Your task is to write out the complete listing exactly as it is shown.

* EXERCISE INPUTS:
* * * * * * * * *

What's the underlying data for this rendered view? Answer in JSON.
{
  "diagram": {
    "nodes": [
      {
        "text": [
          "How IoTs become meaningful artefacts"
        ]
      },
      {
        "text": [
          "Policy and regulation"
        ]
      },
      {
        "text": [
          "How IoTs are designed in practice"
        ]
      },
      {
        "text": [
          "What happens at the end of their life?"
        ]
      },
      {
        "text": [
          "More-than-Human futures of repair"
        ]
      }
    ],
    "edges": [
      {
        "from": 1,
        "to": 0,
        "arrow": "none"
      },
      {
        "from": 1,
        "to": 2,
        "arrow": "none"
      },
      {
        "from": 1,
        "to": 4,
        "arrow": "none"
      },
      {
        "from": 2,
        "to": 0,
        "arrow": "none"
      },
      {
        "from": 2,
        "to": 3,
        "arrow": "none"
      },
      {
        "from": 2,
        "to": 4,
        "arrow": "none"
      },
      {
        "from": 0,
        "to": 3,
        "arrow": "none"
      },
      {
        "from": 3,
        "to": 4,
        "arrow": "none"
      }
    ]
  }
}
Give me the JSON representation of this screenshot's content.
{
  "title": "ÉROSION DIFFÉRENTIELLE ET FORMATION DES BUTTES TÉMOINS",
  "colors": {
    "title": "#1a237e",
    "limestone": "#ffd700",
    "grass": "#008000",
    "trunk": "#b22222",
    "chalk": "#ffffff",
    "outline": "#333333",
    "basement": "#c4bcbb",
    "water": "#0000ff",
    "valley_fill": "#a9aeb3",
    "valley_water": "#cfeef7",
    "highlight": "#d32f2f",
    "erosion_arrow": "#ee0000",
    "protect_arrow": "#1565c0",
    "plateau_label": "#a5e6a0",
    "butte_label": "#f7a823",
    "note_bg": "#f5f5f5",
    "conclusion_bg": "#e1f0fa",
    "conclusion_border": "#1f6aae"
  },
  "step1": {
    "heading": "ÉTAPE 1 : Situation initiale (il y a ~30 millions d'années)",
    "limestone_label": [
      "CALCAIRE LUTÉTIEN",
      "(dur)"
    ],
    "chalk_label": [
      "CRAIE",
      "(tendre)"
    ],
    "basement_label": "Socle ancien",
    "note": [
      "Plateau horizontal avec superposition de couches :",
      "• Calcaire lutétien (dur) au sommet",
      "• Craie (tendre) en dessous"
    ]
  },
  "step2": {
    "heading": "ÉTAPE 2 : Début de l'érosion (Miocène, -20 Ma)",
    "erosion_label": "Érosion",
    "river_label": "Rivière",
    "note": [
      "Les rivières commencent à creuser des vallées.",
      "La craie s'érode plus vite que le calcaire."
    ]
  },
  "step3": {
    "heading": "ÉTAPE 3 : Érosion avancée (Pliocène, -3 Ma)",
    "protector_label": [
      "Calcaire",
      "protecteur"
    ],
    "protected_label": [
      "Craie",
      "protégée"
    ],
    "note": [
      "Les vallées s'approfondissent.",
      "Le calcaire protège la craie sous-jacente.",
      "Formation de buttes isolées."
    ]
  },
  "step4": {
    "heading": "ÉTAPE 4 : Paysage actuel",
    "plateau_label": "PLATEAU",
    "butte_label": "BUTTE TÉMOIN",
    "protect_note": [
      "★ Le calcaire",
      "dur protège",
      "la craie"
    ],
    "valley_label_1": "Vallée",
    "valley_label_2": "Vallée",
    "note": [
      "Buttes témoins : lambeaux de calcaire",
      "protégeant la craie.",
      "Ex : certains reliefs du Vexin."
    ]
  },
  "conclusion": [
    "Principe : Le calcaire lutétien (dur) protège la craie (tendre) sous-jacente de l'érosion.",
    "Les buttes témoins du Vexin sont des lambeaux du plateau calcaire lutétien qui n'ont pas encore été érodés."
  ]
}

* * * * * * * * *

* OUTPUT:
What's the underlying data for this rendered view? Answer in JSON.
{
  "diagram": {
    "nodes": [
      {
        "text": [
          "How IoTs become meaningful artefacts"
        ]
      },
      {
        "text": [
          "Policy and regulation"
        ]
      },
      {
        "text": [
          "How IoTs are designed in practice"
        ]
      },
      {
        "text": [
          "What happens at the end of their life?"
        ]
      },
      {
        "text": [
          "More-than-Human futures of repair"
        ]
      }
    ],
    "edges": [
      {
        "from": 1,
        "to": 0,
        "arrow": "none"
      },
      {
        "from": 1,
        "to": 2,
        "arrow": "none"
      },
      {
        "from": 1,
        "to": 4,
        "arrow": "none"
      },
      {
        "from": 2,
        "to": 0,
        "arrow": "none"
      },
      {
        "from": 2,
        "to": 3,
        "arrow": "none"
      },
      {
        "from": 2,
        "to": 4,
        "arrow": "none"
      },
      {
        "from": 0,
        "to": 3,
        "arrow": "none"
      },
      {
        "from": 3,
        "to": 4,
        "arrow": "none"
      }
    ]
  }
}
Give me the JSON representation of this screenshot's content.
{
  "title": "ÉROSION DIFFÉRENTIELLE ET FORMATION DES BUTTES TÉMOINS",
  "colors": {
    "title": "#1a237e",
    "limestone": "#ffd700",
    "grass": "#008000",
    "trunk": "#b22222",
    "chalk": "#ffffff",
    "outline": "#333333",
    "basement": "#c4bcbb",
    "water": "#0000ff",
    "valley_fill": "#a9aeb3",
    "valley_water": "#cfeef7",
    "highlight": "#d32f2f",
    "erosion_arrow": "#ee0000",
    "protect_arrow": "#1565c0",
    "plateau_label": "#a5e6a0",
    "butte_label": "#f7a823",
    "note_bg": "#f5f5f5",
    "conclusion_bg": "#e1f0fa",
    "conclusion_border": "#1f6aae"
  },
  "step1": {
    "heading": "ÉTAPE 1 : Situation initiale (il y a ~30 millions d'années)",
    "limestone_label": [
      "CALCAIRE LUTÉTIEN",
      "(dur)"
    ],
    "chalk_label": [
      "CRAIE",
      "(tendre)"
    ],
    "basement_label": "Socle ancien",
    "note": [
      "Plateau horizontal avec superposition de couches :",
      "• Calcaire lutétien (dur) au sommet",
      "• Craie (tendre) en dessous"
    ]
  },
  "step2": {
    "heading": "ÉTAPE 2 : Début de l'érosion (Miocène, -20 Ma)",
    "erosion_label": "Érosion",
    "river_label": "Rivière",
    "note": [
      "Les rivières commencent à creuser des vallées.",
      "La craie s'érode plus vite que le calcaire."
    ]
  },
  "step3": {
    "heading": "ÉTAPE 3 : Érosion avancée (Pliocène, -3 Ma)",
    "protector_label": [
      "Calcaire",
      "protecteur"
    ],
    "protected_label": [
      "Craie",
      "protégée"
    ],
    "note": [
      "Les vallées s'approfondissent.",
      "Le calcaire protège la craie sous-jacente.",
      "Formation de buttes isolées."
    ]
  },
  "step4": {
    "heading": "ÉTAPE 4 : Paysage actuel",
    "plateau_label": "PLATEAU",
    "butte_label": "BUTTE TÉMOIN",
    "protect_note": [
      "★ Le calcaire",
      "dur protège",
      "la craie"
    ],
    "valley_label_1": "Vallée",
    "valley_label_2": "Vallée",
    "note": [
      "Buttes témoins : lambeaux de calcaire",
      "protégeant la craie.",
      "Ex : certains reliefs du Vexin."
    ]
  },
  "conclusion": [
    "Principe : Le calcaire lutétien (dur) protège la craie (tendre) sous-jacente de l'érosion.",
    "Les buttes témoins du Vexin sont des lambeaux du plateau calcaire lutétien qui n'ont pas encore été érodés."
  ]
}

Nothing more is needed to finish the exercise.